----- MATERIAL SUPPLIED -----

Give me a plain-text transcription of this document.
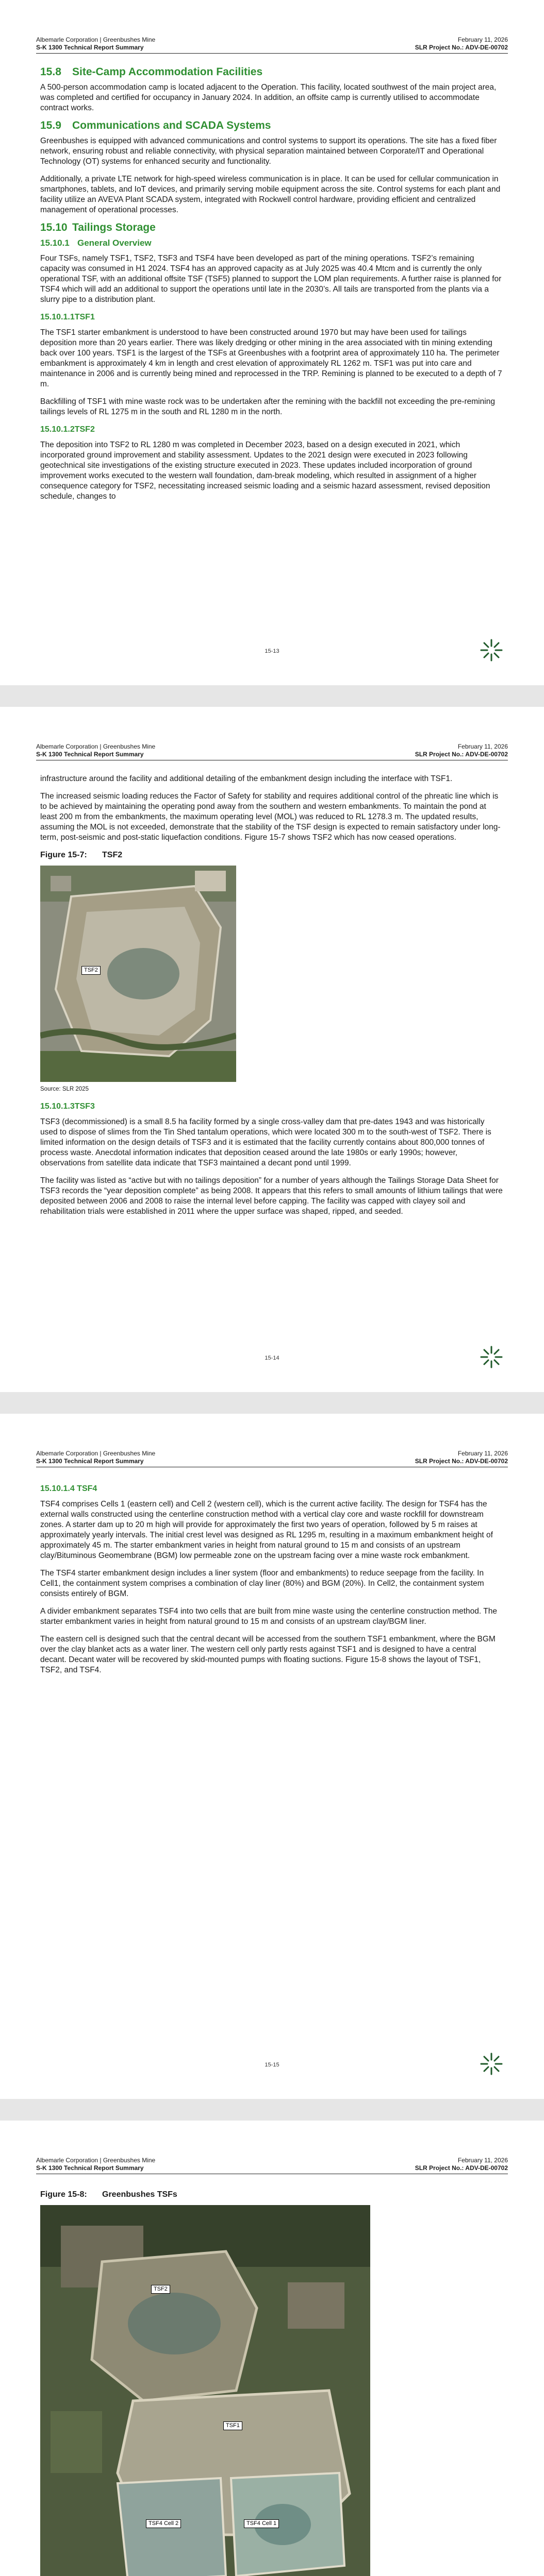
Albemarle Corporation | Greenbushes Mine	February 11, 2026
S-K 1300 Technical Report Summary	SLR Project No.: ADV-DE-00702
15.8 Site-Camp Accommodation Facilities

A 500-person accommodation camp is located adjacent to the Operation. This facility, located southwest of the main project area, was completed and certified for occupancy in January 2024. In addition, an offsite camp is currently utilised to accommodate contract works.

15.9 Communications and SCADA Systems

Greenbushes is equipped with advanced communications and control systems to support its operations. The site has a fixed fiber network, ensuring robust and reliable connectivity, with physical separation maintained between Corporate/IT and Operational Technology (OT) systems for enhanced security and functionality.

Additionally, a private LTE network for high-speed wireless communication is in place. It can be used for cellular communication in smartphones, tablets, and IoT devices, and primarily serving mobile equipment across the site. Control systems for each plant and facility utilize an AVEVA Plant SCADA system, integrated with Rockwell control hardware, providing efficient and centralized management of operational processes.

15.10 Tailings Storage
15.10.1 General Overview

Four TSFs, namely TSF1, TSF2, TSF3 and TSF4 have been developed as part of the mining operations. TSF2’s remaining capacity was consumed in H1 2024. TSF4 has an approved capacity as at July 2025 was 40.4 Mtcm and is currently the only operational TSF, with an additional offsite TSF (TSF5) planned to support the LOM plan requirements. A further raise is planned for TSF4 which will add an additional to support the operations until late in the 2030’s. All tails are transported from the plants via a slurry pipe to a distribution plant.

15.10.1.1TSF1

The TSF1 starter embankment is understood to have been constructed around 1970 but may have been used for tailings deposition more than 20 years earlier. There was likely dredging or other mining in the area associated with tin mining extending back over 100 years. TSF1 is the largest of the TSFs at Greenbushes with a footprint area of approximately 110 ha. The perimeter embankment is approximately 4 km in length and crest elevation of approximately RL 1262 m. TSF1 was put into care and maintenance in 2006 and is currently being mined and reprocessed in the TRP. Remining is planned to be executed to a depth of 7 m.

Backfilling of TSF1 with mine waste rock was to be undertaken after the remining with the backfill not exceeding the pre-remining tailings levels of RL 1275 m in the south and RL 1280 m in the north.

15.10.1.2TSF2

The deposition into TSF2 to RL 1280 m was completed in December 2023, based on a design executed in 2021, which incorporated ground improvement and stability assessment. Updates to the 2021 design were executed in 2023 following geotechnical site investigations of the existing structure executed in 2023. These updates included incorporation of ground improvement works executed to the western wall foundation, dam-break modeling, which resulted in assignment of a higher consequence category for TSF2, necessitating increased seismic loading and a seismic hazard assessment, revised deposition schedule, changes to

15-13
Albemarle Corporation | Greenbushes Mine	February 11, 2026
S-K 1300 Technical Report Summary	SLR Project No.: ADV-DE-00702

infrastructure around the facility and additional detailing of the embankment design including the interface with TSF1.

The increased seismic loading reduces the Factor of Safety for stability and requires additional control of the phreatic line which is to be achieved by maintaining the operating pond away from the southern and western embankments. To maintain the pond at least 200 m from the embankments, the maximum operating level (MOL) was reduced to RL 1278.3 m. The updated results, assuming the MOL is not exceeded, demonstrate that the stability of the TSF design is expected to remain satisfactory under long-term, post-seismic and post-static liquefaction conditions. Figure 15-7 shows TSF2 which has now ceased operations.

Figure 15-7: TSF2
TSF2
Source: SLR 2025
15.10.1.3TSF3

TSF3 (decommissioned) is a small 8.5 ha facility formed by a single cross-valley dam that pre-dates 1943 and was historically used to dispose of slimes from the Tin Shed tantalum operations, which were located 300 m to the south-west of TSF2. There is limited information on the design details of TSF3 and it is estimated that the facility currently contains about 800,000 tonnes of process waste. Anecdotal information indicates that deposition ceased around the late 1980s or early 1990s; however, observations from satellite data indicate that TSF3 maintained a decant pond until 1999.

The facility was listed as “active but with no tailings deposition” for a number of years although the Tailings Storage Data Sheet for TSF3 records the “year deposition complete” as being 2008. It appears that this refers to small amounts of lithium tailings that were deposited between 2006 and 2008 to raise the internal level before capping. The facility was capped with clayey soil and rehabilitation trials were established in 2011 where the upper surface was shaped, ripped, and seeded.

15-14
Albemarle Corporation | Greenbushes Mine	February 11, 2026
S-K 1300 Technical Report Summary	SLR Project No.: ADV-DE-00702
15.10.1.4 TSF4

TSF4 comprises Cells 1 (eastern cell) and Cell 2 (western cell), which is the current active facility. The design for TSF4 has the external walls constructed using the centerline construction method with a vertical clay core and waste rockfill for downstream zones. A starter dam up to 20 m high will provide for approximately the first two years of operation, followed by 5 m raises at approximately yearly intervals. The initial crest level was designed as RL 1295 m, resulting in a maximum embankment height of approximately 45 m. The starter embankment varies in height from natural ground to 15 m and consists of an upstream clay/Bituminous Geomembrane (BGM) low permeable zone on the upstream facing over a mine waste rock embankment.

The TSF4 starter embankment design includes a liner system (floor and embankments) to reduce seepage from the facility. In Cell1, the containment system comprises a combination of clay liner (80%) and BGM (20%). In Cell2, the containment system consists entirely of BGM.

A divider embankment separates TSF4 into two cells that are built from mine waste using the centerline construction method. The starter embankment varies in height from natural ground to 15 m and consists of an upstream clay/BGM liner.

The eastern cell is designed such that the central decant will be accessed from the southern TSF1 embankment, where the BGM over the clay blanket acts as a water liner. The western cell only partly rests against TSF1 and is designed to have a central decant. Decant water will be recovered by skid-mounted pumps with floating suctions. Figure 15-8 shows the layout of TSF1, TSF2, and TSF4.

15-15
Albemarle Corporation | Greenbushes Mine	February 11, 2026
S-K 1300 Technical Report Summary	SLR Project No.: ADV-DE-00702
Figure 15-8: Greenbushes TSFs
TSF2
TSF1
TSF4 Cell 2	TSF4 Cell 1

-----

Copy the full listing above exactly, apart from the pictures.

Give me a plain-text transcription of this document.
Albemarle Corporation | Greenbushes Mine	February 11, 2026
S-K 1300 Technical Report Summary	SLR Project No.: ADV-DE-00702
15.8 Site-Camp Accommodation Facilities

A 500-person accommodation camp is located adjacent to the Operation. This facility, located southwest of the main project area, was completed and certified for occupancy in January 2024. In addition, an offsite camp is currently utilised to accommodate contract works.

15.9 Communications and SCADA Systems

Greenbushes is equipped with advanced communications and control systems to support its operations. The site has a fixed fiber network, ensuring robust and reliable connectivity, with physical separation maintained between Corporate/IT and Operational Technology (OT) systems for enhanced security and functionality.

Additionally, a private LTE network for high-speed wireless communication is in place. It can be used for cellular communication in smartphones, tablets, and IoT devices, and primarily serving mobile equipment across the site. Control systems for each plant and facility utilize an AVEVA Plant SCADA system, integrated with Rockwell control hardware, providing efficient and centralized management of operational processes.

15.10 Tailings Storage
15.10.1 General Overview

Four TSFs, namely TSF1, TSF2, TSF3 and TSF4 have been developed as part of the mining operations. TSF2’s remaining capacity was consumed in H1 2024. TSF4 has an approved capacity as at July 2025 was 40.4 Mtcm and is currently the only operational TSF, with an additional offsite TSF (TSF5) planned to support the LOM plan requirements. A further raise is planned for TSF4 which will add an additional to support the operations until late in the 2030’s. All tails are transported from the plants via a slurry pipe to a distribution plant.

15.10.1.1TSF1

The TSF1 starter embankment is understood to have been constructed around 1970 but may have been used for tailings deposition more than 20 years earlier. There was likely dredging or other mining in the area associated with tin mining extending back over 100 years. TSF1 is the largest of the TSFs at Greenbushes with a footprint area of approximately 110 ha. The perimeter embankment is approximately 4 km in length and crest elevation of approximately RL 1262 m. TSF1 was put into care and maintenance in 2006 and is currently being mined and reprocessed in the TRP. Remining is planned to be executed to a depth of 7 m.

Backfilling of TSF1 with mine waste rock was to be undertaken after the remining with the backfill not exceeding the pre-remining tailings levels of RL 1275 m in the south and RL 1280 m in the north.

15.10.1.2TSF2

The deposition into TSF2 to RL 1280 m was completed in December 2023, based on a design executed in 2021, which incorporated ground improvement and stability assessment. Updates to the 2021 design were executed in 2023 following geotechnical site investigations of the existing structure executed in 2023. These updates included incorporation of ground improvement works executed to the western wall foundation, dam-break modeling, which resulted in assignment of a higher consequence category for TSF2, necessitating increased seismic loading and a seismic hazard assessment, revised deposition schedule, changes to

15-13
Albemarle Corporation | Greenbushes Mine	February 11, 2026
S-K 1300 Technical Report Summary	SLR Project No.: ADV-DE-00702

infrastructure around the facility and additional detailing of the embankment design including the interface with TSF1.

The increased seismic loading reduces the Factor of Safety for stability and requires additional control of the phreatic line which is to be achieved by maintaining the operating pond away from the southern and western embankments. To maintain the pond at least 200 m from the embankments, the maximum operating level (MOL) was reduced to RL 1278.3 m. The updated results, assuming the MOL is not exceeded, demonstrate that the stability of the TSF design is expected to remain satisfactory under long-term, post-seismic and post-static liquefaction conditions. Figure 15-7 shows TSF2 which has now ceased operations.

Figure 15-7: TSF2
TSF2
Source: SLR 2025
15.10.1.3TSF3

TSF3 (decommissioned) is a small 8.5 ha facility formed by a single cross-valley dam that pre-dates 1943 and was historically used to dispose of slimes from the Tin Shed tantalum operations, which were located 300 m to the south-west of TSF2. There is limited information on the design details of TSF3 and it is estimated that the facility currently contains about 800,000 tonnes of process waste. Anecdotal information indicates that deposition ceased around the late 1980s or early 1990s; however, observations from satellite data indicate that TSF3 maintained a decant pond until 1999.

The facility was listed as “active but with no tailings deposition” for a number of years although the Tailings Storage Data Sheet for TSF3 records the “year deposition complete” as being 2008. It appears that this refers to small amounts of lithium tailings that were deposited between 2006 and 2008 to raise the internal level before capping. The facility was capped with clayey soil and rehabilitation trials were established in 2011 where the upper surface was shaped, ripped, and seeded.

15-14
Albemarle Corporation | Greenbushes Mine	February 11, 2026
S-K 1300 Technical Report Summary	SLR Project No.: ADV-DE-00702
15.10.1.4 TSF4

TSF4 comprises Cells 1 (eastern cell) and Cell 2 (western cell), which is the current active facility. The design for TSF4 has the external walls constructed using the centerline construction method with a vertical clay core and waste rockfill for downstream zones. A starter dam up to 20 m high will provide for approximately the first two years of operation, followed by 5 m raises at approximately yearly intervals. The initial crest level was designed as RL 1295 m, resulting in a maximum embankment height of approximately 45 m. The starter embankment varies in height from natural ground to 15 m and consists of an upstream clay/Bituminous Geomembrane (BGM) low permeable zone on the upstream facing over a mine waste rock embankment.

The TSF4 starter embankment design includes a liner system (floor and embankments) to reduce seepage from the facility. In Cell1, the containment system comprises a combination of clay liner (80%) and BGM (20%). In Cell2, the containment system consists entirely of BGM.

A divider embankment separates TSF4 into two cells that are built from mine waste using the centerline construction method. The starter embankment varies in height from natural ground to 15 m and consists of an upstream clay/BGM liner.

The eastern cell is designed such that the central decant will be accessed from the southern TSF1 embankment, where the BGM over the clay blanket acts as a water liner. The western cell only partly rests against TSF1 and is designed to have a central decant. Decant water will be recovered by skid-mounted pumps with floating suctions. Figure 15-8 shows the layout of TSF1, TSF2, and TSF4.

15-15
Albemarle Corporation | Greenbushes Mine	February 11, 2026
S-K 1300 Technical Report Summary	SLR Project No.: ADV-DE-00702
Figure 15-8: Greenbushes TSFs
TSF2
TSF1
TSF4 Cell 2	TSF4 Cell 1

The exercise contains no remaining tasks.